Write the records out again exactly, leaving no images in.

Items from a data source
──────────
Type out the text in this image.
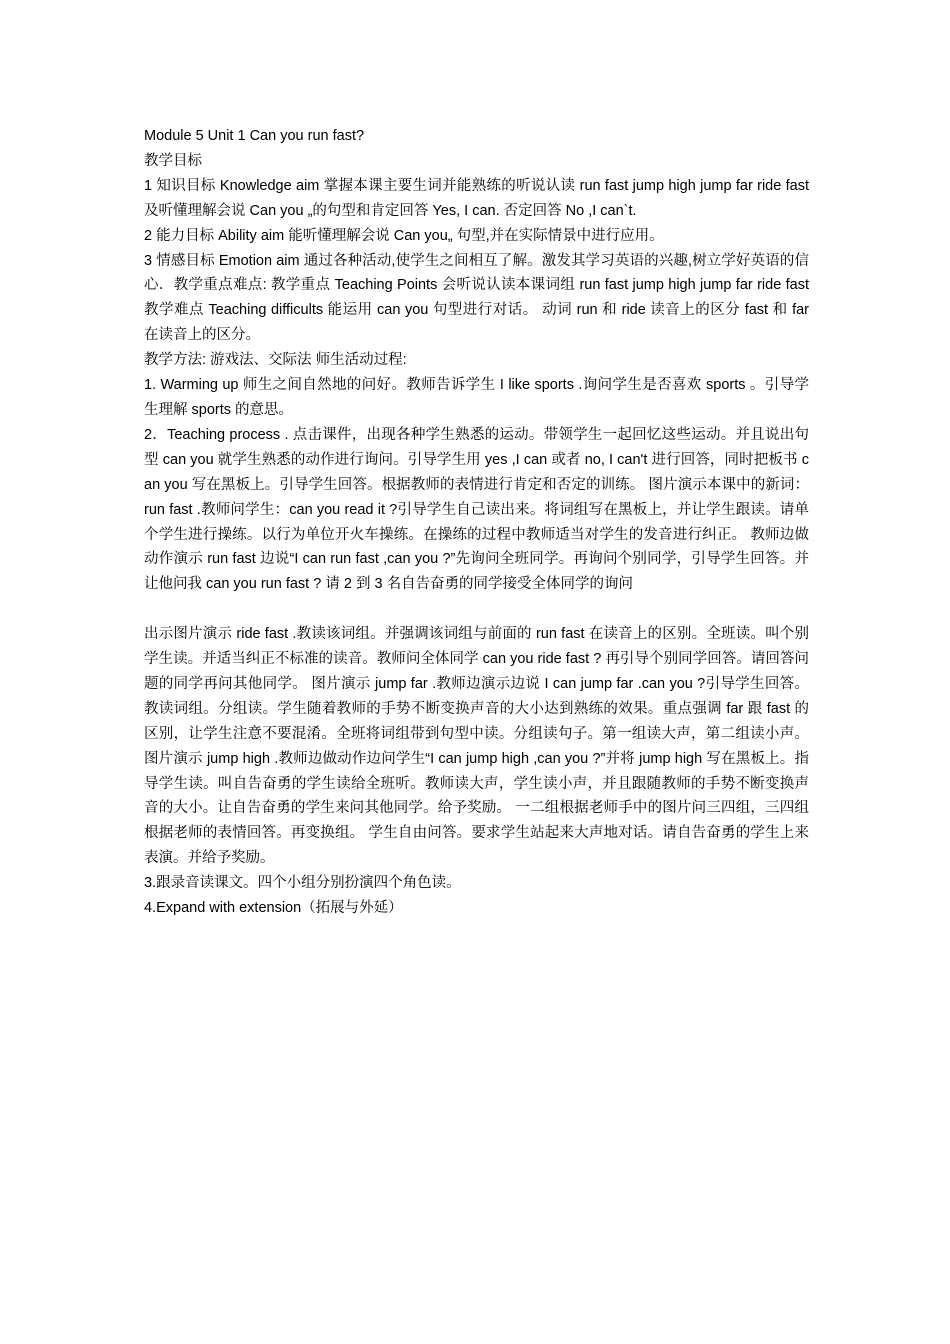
Module 5 Unit 1 Can you run fast?

教学目标

1 知识目标 Knowledge aim 掌握本课主要生词并能熟练的听说认读 run fast jump high jump far ride fast 及听懂理解会说 Can you „的句型和肯定回答 Yes, I can. 否定回答 No ,I can`t.

2 能力目标 Ability aim 能听懂理解会说 Can you„ 句型,并在实际情景中进行应用。

3 情感目标 Emotion aim 通过各种活动,使学生之间相互了解。激发其学习英语的兴趣,树立学好英语的信心．教学重点难点: 教学重点 Teaching Points 会听说认读本课词组 run fast jump high jump far ride fast 教学难点 Teaching difficults 能运用 can you 句型进行对话。 动词 run 和 ride 读音上的区分 fast 和 far 在读音上的区分。

教学方法: 游戏法、交际法 师生活动过程:

1. Warming up 师生之间自然地的问好。教师告诉学生 I like sports .询问学生是否喜欢 sports 。引导学生理解 sports 的意思。

2．Teaching process . 点击课件，出现各种学生熟悉的运动。带领学生一起回忆这些运动。并且说出句型 can you 就学生熟悉的动作进行询问。引导学生用 yes ,I can 或者 no, I can't 进行回答，同时把板书 can you 写在黑板上。引导学生回答。根据教师的表情进行肯定和否定的训练。 图片演示本课中的新词：run fast .教师问学生：can you read it ?引导学生自己读出来。将词组写在黑板上，并让学生跟读。请单个学生进行操练。以行为单位开火车操练。在操练的过程中教师适当对学生的发音进行纠正。 教师边做动作演示 run fast 边说“I can run fast ,can you ?”先询问全班同学。再询问个别同学，引导学生回答。并让他问我 can you run fast ? 请 2 到 3 名自告奋勇的同学接受全体同学的询问

出示图片演示 ride fast .教读该词组。并强调该词组与前面的 run fast 在读音上的区别。全班读。叫个别学生读。并适当纠正不标准的读音。教师问全体同学 can you ride fast ? 再引导个别同学回答。请回答问题的同学再问其他同学。 图片演示 jump far .教师边演示边说 I can jump far .can you ?引导学生回答。教读词组。分组读。学生随着教师的手势不断变换声音的大小达到熟练的效果。重点强调 far 跟 fast 的区别，让学生注意不要混淆。全班将词组带到句型中读。分组读句子。第一组读大声，第二组读小声。 图片演示 jump high .教师边做动作边问学生“I can jump high ,can you ?”并将 jump high 写在黑板上。指导学生读。叫自告奋勇的学生读给全班听。教师读大声，学生读小声，并且跟随教师的手势不断变换声音的大小。让自告奋勇的学生来问其他同学。给予奖励。 一二组根据老师手中的图片问三四组，三四组根据老师的表情回答。再变换组。 学生自由问答。要求学生站起来大声地对话。请自告奋勇的学生上来表演。并给予奖励。

3.跟录音读课文。四个小组分别扮演四个角色读。

4.Expand with extension（拓展与外延）
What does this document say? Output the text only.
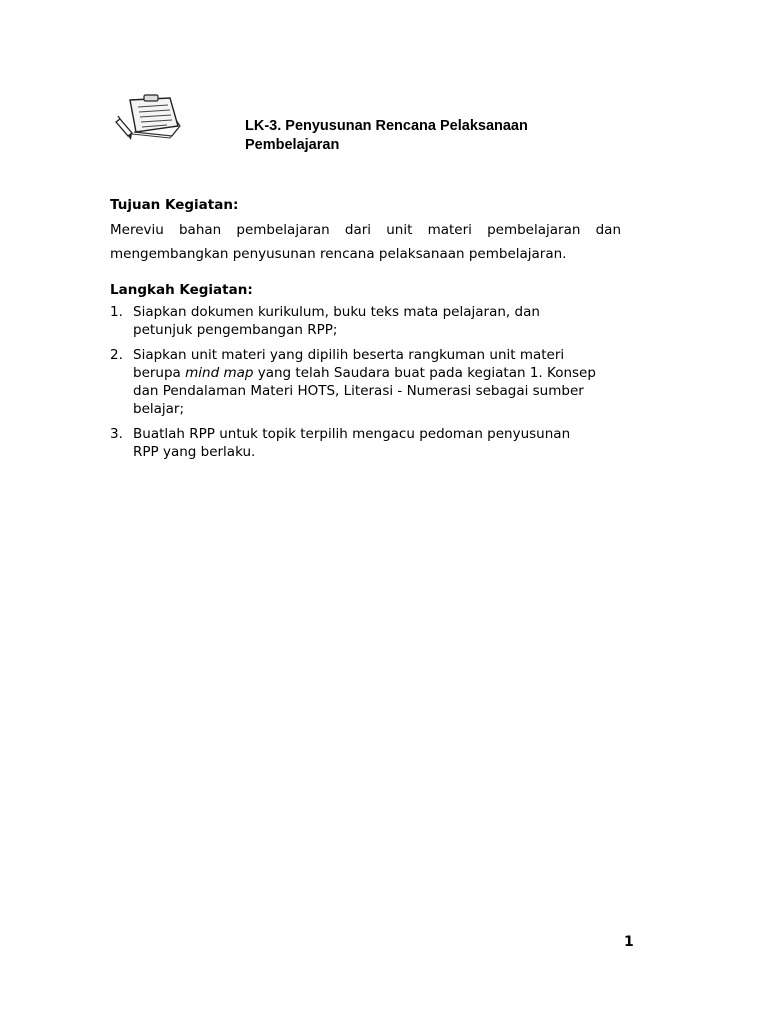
LK-3. Penyusunan Rencana Pelaksanaan
Pembelajaran
Tujuan Kegiatan:
Mereviu bahan pembelajaran dari unit materi pembelajaran dan
mengembangkan penyusunan rencana pelaksanaan pembelajaran.
Langkah Kegiatan:
1. Siapkan dokumen kurikulum, buku teks mata pelajaran, dan
petunjuk pengembangan RPP;
2. Siapkan unit materi yang dipilih beserta rangkuman unit materi
berupa mind map yang telah Saudara buat pada kegiatan 1. Konsep
dan Pendalaman Materi HOTS, Literasi - Numerasi sebagai sumber
belajar;
3. Buatlah RPP untuk topik terpilih mengacu pedoman penyusunan
RPP yang berlaku.
1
──────────
Solution for this task.
Type out the text in this image.
Module 5 Unit 1 Can you run fast?

教学目标

1 知识目标 Knowledge aim 掌握本课主要生词并能熟练的听说认读 run fast jump high jump far ride fast 及听懂理解会说 Can you „的句型和肯定回答 Yes, I can. 否定回答 No ,I can`t.

2 能力目标 Ability aim 能听懂理解会说 Can you„ 句型,并在实际情景中进行应用。

3 情感目标 Emotion aim 通过各种活动,使学生之间相互了解。激发其学习英语的兴趣,树立学好英语的信心．教学重点难点: 教学重点 Teaching Points 会听说认读本课词组 run fast jump high jump far ride fast 教学难点 Teaching difficults 能运用 can you 句型进行对话。 动词 run 和 ride 读音上的区分 fast 和 far 在读音上的区分。

教学方法: 游戏法、交际法 师生活动过程:

1. Warming up 师生之间自然地的问好。教师告诉学生 I like sports .询问学生是否喜欢 sports 。引导学生理解 sports 的意思。

2．Teaching process . 点击课件，出现各种学生熟悉的运动。带领学生一起回忆这些运动。并且说出句型 can you 就学生熟悉的动作进行询问。引导学生用 yes ,I can 或者 no, I can't 进行回答，同时把板书 can you 写在黑板上。引导学生回答。根据教师的表情进行肯定和否定的训练。 图片演示本课中的新词：run fast .教师问学生：can you read it ?引导学生自己读出来。将词组写在黑板上，并让学生跟读。请单个学生进行操练。以行为单位开火车操练。在操练的过程中教师适当对学生的发音进行纠正。 教师边做动作演示 run fast 边说“I can run fast ,can you ?”先询问全班同学。再询问个别同学，引导学生回答。并让他问我 can you run fast ? 请 2 到 3 名自告奋勇的同学接受全体同学的询问

出示图片演示 ride fast .教读该词组。并强调该词组与前面的 run fast 在读音上的区别。全班读。叫个别学生读。并适当纠正不标准的读音。教师问全体同学 can you ride fast ? 再引导个别同学回答。请回答问题的同学再问其他同学。 图片演示 jump far .教师边演示边说 I can jump far .can you ?引导学生回答。教读词组。分组读。学生随着教师的手势不断变换声音的大小达到熟练的效果。重点强调 far 跟 fast 的区别，让学生注意不要混淆。全班将词组带到句型中读。分组读句子。第一组读大声，第二组读小声。 图片演示 jump high .教师边做动作边问学生“I can jump high ,can you ?”并将 jump high 写在黑板上。指导学生读。叫自告奋勇的学生读给全班听。教师读大声，学生读小声，并且跟随教师的手势不断变换声音的大小。让自告奋勇的学生来问其他同学。给予奖励。 一二组根据老师手中的图片问三四组，三四组根据老师的表情回答。再变换组。 学生自由问答。要求学生站起来大声地对话。请自告奋勇的学生上来表演。并给予奖励。

3.跟录音读课文。四个小组分别扮演四个角色读。

4.Expand with extension（拓展与外延）
What does this document say? Output the text only.
LK-3. Penyusunan Rencana Pelaksanaan
Pembelajaran
Tujuan Kegiatan:
Mereviu bahan pembelajaran dari unit materi pembelajaran dan
mengembangkan penyusunan rencana pelaksanaan pembelajaran.
Langkah Kegiatan:
1. Siapkan dokumen kurikulum, buku teks mata pelajaran, dan
petunjuk pengembangan RPP;
2. Siapkan unit materi yang dipilih beserta rangkuman unit materi
berupa mind map yang telah Saudara buat pada kegiatan 1. Konsep
dan Pendalaman Materi HOTS, Literasi - Numerasi sebagai sumber
belajar;
3. Buatlah RPP untuk topik terpilih mengacu pedoman penyusunan
RPP yang berlaku.
1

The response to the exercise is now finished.